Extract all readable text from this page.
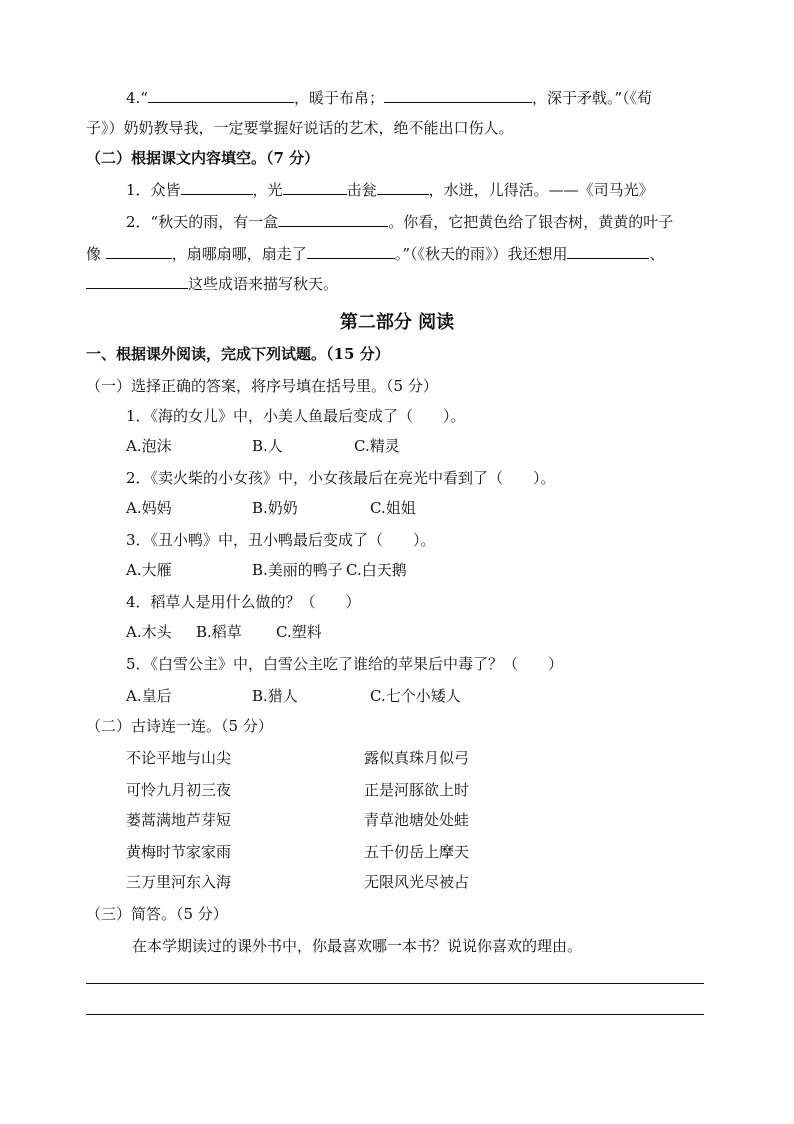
4.“	，暖于布帛；	，深于矛戟。”（《荀
子》）奶奶教导我，一定要掌握好说话的艺术，绝不能出口伤人。
（二）根据课文内容填空。（7 分）
1．众皆	，光	击瓮	，水迸，儿得活。——《司马光》
2．“秋天的雨，有一盒	。你看，它把黄色给了银杏树，黄黄的叶子
像	，扇哪扇哪，扇走了	。”（《秋天的雨》）我还想用	、
这些成语来描写秋天。
第二部分 阅读
一、根据课外阅读，完成下列试题。（15 分）
（一）选择正确的答案，将序号填在括号里。（5 分）
1．《海的女儿》中，小美人鱼最后变成了（　　）。
A.泡沫	B.人	C.精灵
2．《卖火柴的小女孩》中，小女孩最后在亮光中看到了（　　）。
A.妈妈	B.奶奶	C.姐姐
3．《丑小鸭》中，丑小鸭最后变成了（　　）。
A.大雁	B.美丽的鸭子 C.白天鹅
4．稻草人是用什么做的？（　　）
A.木头 B.稻草 C.塑料
5．《白雪公主》中，白雪公主吃了谁给的苹果后中毒了？（　　）
A.皇后	B.猎人	C.七个小矮人
（二）古诗连一连。（5 分）
不论平地与山尖	露似真珠月似弓
可怜九月初三夜	正是河豚欲上时
蒌蒿满地芦芽短	青草池塘处处蛙
黄梅时节家家雨	五千仞岳上摩天
三万里河东入海	无限风光尽被占
（三）简答。（5 分）
在本学期读过的课外书中，你最喜欢哪一本书？说说你喜欢的理由。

◆ ◆ ◆

**What is asked:**
Any pictures should be dropped; transcribe the rest of the records above exactly.

**Full response:**
Extract all readable text from this page.
4.“	，暖于布帛；	，深于矛戟。”（《荀
子》）奶奶教导我，一定要掌握好说话的艺术，绝不能出口伤人。
（二）根据课文内容填空。（7 分）
1．众皆	，光	击瓮	，水迸，儿得活。——《司马光》
2．“秋天的雨，有一盒	。你看，它把黄色给了银杏树，黄黄的叶子
像	，扇哪扇哪，扇走了	。”（《秋天的雨》）我还想用	、
这些成语来描写秋天。
第二部分 阅读
一、根据课外阅读，完成下列试题。（15 分）
（一）选择正确的答案，将序号填在括号里。（5 分）
1．《海的女儿》中，小美人鱼最后变成了（　　）。
A.泡沫	B.人	C.精灵
2．《卖火柴的小女孩》中，小女孩最后在亮光中看到了（　　）。
A.妈妈	B.奶奶	C.姐姐
3．《丑小鸭》中，丑小鸭最后变成了（　　）。
A.大雁	B.美丽的鸭子 C.白天鹅
4．稻草人是用什么做的？（　　）
A.木头 B.稻草 C.塑料
5．《白雪公主》中，白雪公主吃了谁给的苹果后中毒了？（　　）
A.皇后	B.猎人	C.七个小矮人
（二）古诗连一连。（5 分）
不论平地与山尖	露似真珠月似弓
可怜九月初三夜	正是河豚欲上时
蒌蒿满地芦芽短	青草池塘处处蛙
黄梅时节家家雨	五千仞岳上摩天
三万里河东入海	无限风光尽被占
（三）简答。（5 分）
在本学期读过的课外书中，你最喜欢哪一本书？说说你喜欢的理由。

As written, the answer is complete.